### Directive
Can the data below be set down again exactly, line for line?

### Data for this task
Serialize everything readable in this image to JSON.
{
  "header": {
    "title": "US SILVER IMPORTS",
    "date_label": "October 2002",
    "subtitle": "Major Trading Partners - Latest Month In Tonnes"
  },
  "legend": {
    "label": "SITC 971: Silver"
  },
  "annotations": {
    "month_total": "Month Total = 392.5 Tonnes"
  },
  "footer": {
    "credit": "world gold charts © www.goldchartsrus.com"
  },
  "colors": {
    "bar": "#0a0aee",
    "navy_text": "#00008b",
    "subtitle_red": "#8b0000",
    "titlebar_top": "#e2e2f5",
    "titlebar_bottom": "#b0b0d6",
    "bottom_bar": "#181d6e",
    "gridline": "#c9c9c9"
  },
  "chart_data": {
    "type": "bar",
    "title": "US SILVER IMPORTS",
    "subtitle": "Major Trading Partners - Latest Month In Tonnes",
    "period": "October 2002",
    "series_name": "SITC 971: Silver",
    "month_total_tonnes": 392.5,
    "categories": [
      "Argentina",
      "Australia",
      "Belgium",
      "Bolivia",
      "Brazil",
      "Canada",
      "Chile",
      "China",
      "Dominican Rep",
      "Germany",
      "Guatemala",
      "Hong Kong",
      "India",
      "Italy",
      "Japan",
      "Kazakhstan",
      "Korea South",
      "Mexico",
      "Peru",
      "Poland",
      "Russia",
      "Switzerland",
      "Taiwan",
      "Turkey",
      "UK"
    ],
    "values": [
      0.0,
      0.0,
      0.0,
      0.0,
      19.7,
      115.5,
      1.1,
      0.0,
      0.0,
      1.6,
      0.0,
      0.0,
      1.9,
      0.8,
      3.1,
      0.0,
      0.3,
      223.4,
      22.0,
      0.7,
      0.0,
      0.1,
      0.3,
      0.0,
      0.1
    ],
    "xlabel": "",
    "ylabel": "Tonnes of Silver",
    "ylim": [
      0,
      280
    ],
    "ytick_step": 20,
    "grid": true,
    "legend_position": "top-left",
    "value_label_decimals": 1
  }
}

### Right answer
Serialize everything readable in this image to JSON.
{
  "header": {
    "title": "US SILVER IMPORTS",
    "date_label": "October 2002",
    "subtitle": "Major Trading Partners - Latest Month In Tonnes"
  },
  "legend": {
    "label": "SITC 971: Silver"
  },
  "annotations": {
    "month_total": "Month Total = 392.5 Tonnes"
  },
  "footer": {
    "credit": "world gold charts © www.goldchartsrus.com"
  },
  "colors": {
    "bar": "#0a0aee",
    "navy_text": "#00008b",
    "subtitle_red": "#8b0000",
    "titlebar_top": "#e2e2f5",
    "titlebar_bottom": "#b0b0d6",
    "bottom_bar": "#181d6e",
    "gridline": "#c9c9c9"
  },
  "chart_data": {
    "type": "bar",
    "title": "US SILVER IMPORTS",
    "subtitle": "Major Trading Partners - Latest Month In Tonnes",
    "period": "October 2002",
    "series_name": "SITC 971: Silver",
    "month_total_tonnes": 392.5,
    "categories": [
      "Argentina",
      "Australia",
      "Belgium",
      "Bolivia",
      "Brazil",
      "Canada",
      "Chile",
      "China",
      "Dominican Rep",
      "Germany",
      "Guatemala",
      "Hong Kong",
      "India",
      "Italy",
      "Japan",
      "Kazakhstan",
      "Korea South",
      "Mexico",
      "Peru",
      "Poland",
      "Russia",
      "Switzerland",
      "Taiwan",
      "Turkey",
      "UK"
    ],
    "values": [
      0.0,
      0.0,
      0.0,
      0.0,
      19.7,
      115.5,
      1.1,
      0.0,
      0.0,
      1.6,
      0.0,
      0.0,
      1.9,
      0.8,
      3.1,
      0.0,
      0.3,
      223.4,
      22.0,
      0.7,
      0.0,
      0.1,
      0.3,
      0.0,
      0.1
    ],
    "xlabel": "",
    "ylabel": "Tonnes of Silver",
    "ylim": [
      0,
      280
    ],
    "ytick_step": 20,
    "grid": true,
    "legend_position": "top-left",
    "value_label_decimals": 1
  }
}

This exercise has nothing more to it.